* BEGIN DATA LISTING *
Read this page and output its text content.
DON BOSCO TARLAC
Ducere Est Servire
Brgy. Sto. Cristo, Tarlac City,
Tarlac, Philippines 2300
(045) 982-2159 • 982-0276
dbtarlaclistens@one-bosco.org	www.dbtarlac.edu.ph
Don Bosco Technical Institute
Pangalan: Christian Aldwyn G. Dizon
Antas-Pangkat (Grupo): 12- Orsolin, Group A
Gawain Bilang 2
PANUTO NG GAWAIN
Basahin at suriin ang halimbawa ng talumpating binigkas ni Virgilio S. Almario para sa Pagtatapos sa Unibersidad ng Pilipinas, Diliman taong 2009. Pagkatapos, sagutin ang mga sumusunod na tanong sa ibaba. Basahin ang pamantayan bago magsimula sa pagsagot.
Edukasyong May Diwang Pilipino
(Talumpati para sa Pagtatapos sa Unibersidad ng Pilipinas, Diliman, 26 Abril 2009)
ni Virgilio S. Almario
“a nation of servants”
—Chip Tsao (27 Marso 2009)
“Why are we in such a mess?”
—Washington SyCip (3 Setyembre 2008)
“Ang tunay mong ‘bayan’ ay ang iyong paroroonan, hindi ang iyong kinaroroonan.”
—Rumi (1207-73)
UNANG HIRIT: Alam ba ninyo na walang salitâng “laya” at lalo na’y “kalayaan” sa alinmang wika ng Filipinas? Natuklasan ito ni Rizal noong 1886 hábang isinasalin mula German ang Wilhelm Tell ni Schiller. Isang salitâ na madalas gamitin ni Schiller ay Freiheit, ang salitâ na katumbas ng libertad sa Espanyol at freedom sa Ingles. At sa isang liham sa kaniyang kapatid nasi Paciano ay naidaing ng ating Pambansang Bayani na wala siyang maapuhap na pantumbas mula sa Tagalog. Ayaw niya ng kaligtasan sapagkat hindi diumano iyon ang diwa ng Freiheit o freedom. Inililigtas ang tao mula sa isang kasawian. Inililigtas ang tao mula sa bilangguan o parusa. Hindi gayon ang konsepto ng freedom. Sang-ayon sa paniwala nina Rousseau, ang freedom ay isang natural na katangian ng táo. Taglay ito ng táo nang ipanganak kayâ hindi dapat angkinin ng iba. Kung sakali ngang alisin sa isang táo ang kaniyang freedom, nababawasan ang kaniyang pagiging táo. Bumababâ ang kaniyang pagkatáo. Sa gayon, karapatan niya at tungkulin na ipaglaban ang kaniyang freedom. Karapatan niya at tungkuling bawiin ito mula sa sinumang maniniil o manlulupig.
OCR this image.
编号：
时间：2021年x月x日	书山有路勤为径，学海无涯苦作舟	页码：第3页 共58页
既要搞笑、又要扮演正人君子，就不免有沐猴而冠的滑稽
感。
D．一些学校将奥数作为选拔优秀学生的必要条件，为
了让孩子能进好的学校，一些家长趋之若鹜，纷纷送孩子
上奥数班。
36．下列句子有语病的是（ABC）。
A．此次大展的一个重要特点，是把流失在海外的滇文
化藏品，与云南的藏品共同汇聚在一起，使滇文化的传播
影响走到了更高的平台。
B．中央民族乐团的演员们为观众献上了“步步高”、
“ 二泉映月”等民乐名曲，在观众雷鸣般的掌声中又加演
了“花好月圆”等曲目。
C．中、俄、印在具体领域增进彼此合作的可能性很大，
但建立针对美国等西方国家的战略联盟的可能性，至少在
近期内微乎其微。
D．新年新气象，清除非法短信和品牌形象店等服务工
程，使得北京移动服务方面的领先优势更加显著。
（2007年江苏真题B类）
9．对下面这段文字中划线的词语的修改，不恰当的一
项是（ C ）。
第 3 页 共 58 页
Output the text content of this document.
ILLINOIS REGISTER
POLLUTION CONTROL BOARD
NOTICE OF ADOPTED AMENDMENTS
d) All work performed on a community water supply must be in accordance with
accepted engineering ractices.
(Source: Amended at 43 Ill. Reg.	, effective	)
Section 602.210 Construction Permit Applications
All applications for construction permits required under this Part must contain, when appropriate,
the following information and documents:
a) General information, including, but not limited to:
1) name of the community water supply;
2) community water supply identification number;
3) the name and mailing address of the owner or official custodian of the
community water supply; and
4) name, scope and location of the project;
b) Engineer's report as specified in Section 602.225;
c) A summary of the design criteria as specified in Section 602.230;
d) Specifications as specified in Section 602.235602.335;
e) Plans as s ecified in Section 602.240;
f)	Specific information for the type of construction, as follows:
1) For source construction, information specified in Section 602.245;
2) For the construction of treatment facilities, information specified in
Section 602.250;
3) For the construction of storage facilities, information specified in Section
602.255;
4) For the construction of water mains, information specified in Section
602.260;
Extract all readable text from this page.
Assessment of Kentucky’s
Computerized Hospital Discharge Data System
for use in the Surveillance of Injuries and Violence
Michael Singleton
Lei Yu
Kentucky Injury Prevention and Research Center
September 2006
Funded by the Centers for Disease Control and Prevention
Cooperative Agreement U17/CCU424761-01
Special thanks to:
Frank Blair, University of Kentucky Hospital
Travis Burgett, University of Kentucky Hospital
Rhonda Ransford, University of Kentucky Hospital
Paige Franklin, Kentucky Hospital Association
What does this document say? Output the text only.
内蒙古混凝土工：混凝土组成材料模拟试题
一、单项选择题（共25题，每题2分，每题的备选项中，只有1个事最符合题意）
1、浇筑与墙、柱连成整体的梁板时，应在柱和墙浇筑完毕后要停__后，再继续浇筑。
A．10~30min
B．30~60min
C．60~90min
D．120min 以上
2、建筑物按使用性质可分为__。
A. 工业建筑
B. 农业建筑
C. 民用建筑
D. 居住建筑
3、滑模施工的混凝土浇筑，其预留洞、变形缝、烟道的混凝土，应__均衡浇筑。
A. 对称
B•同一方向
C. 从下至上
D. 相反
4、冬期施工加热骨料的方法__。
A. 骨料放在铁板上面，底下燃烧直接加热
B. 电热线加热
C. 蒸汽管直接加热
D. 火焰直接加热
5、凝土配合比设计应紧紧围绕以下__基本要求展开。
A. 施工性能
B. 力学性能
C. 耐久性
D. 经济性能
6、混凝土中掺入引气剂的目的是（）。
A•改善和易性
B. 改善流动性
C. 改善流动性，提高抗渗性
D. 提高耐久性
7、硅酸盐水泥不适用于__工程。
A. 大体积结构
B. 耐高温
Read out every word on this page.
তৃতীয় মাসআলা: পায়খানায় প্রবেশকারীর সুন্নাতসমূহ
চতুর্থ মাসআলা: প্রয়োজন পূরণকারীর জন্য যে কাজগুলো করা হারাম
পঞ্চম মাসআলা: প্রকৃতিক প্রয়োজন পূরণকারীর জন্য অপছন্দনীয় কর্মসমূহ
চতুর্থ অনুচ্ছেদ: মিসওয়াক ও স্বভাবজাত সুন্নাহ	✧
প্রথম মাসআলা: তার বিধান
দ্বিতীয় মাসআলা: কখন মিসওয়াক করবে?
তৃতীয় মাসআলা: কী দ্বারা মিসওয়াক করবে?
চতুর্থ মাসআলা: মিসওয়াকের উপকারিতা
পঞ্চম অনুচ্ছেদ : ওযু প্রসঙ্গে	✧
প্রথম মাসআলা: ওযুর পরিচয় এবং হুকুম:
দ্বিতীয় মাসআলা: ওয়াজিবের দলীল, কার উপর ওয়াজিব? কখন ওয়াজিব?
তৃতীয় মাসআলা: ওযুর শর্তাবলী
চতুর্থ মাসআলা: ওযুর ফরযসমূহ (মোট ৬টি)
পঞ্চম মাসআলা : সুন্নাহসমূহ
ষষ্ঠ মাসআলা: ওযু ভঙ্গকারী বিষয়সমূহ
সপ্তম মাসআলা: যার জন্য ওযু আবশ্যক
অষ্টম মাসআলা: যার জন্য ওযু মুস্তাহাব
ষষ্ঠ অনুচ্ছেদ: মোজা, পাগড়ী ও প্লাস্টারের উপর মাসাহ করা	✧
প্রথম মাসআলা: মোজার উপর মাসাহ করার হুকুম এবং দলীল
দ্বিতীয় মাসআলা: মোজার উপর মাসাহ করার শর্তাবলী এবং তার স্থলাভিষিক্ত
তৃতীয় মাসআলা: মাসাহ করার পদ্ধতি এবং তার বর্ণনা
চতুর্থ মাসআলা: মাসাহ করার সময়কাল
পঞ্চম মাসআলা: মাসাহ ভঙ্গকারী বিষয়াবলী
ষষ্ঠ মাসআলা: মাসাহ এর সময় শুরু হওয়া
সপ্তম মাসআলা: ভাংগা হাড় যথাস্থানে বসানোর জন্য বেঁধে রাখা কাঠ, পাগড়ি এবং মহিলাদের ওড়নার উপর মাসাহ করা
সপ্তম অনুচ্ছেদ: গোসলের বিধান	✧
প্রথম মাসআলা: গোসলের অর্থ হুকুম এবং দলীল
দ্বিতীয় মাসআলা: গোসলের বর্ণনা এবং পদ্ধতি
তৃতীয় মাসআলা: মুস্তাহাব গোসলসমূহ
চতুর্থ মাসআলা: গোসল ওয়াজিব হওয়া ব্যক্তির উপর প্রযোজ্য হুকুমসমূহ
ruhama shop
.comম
* END DATA LISTING *
WHAT IS EXPECTED:
Filter the listing above by the word "must"; copy each line that passes.

COMPLETE RESPONSE:
d) All work performed on a community water supply must be in accordance with
All applications for construction permits required under this Part must contain, when appropriate,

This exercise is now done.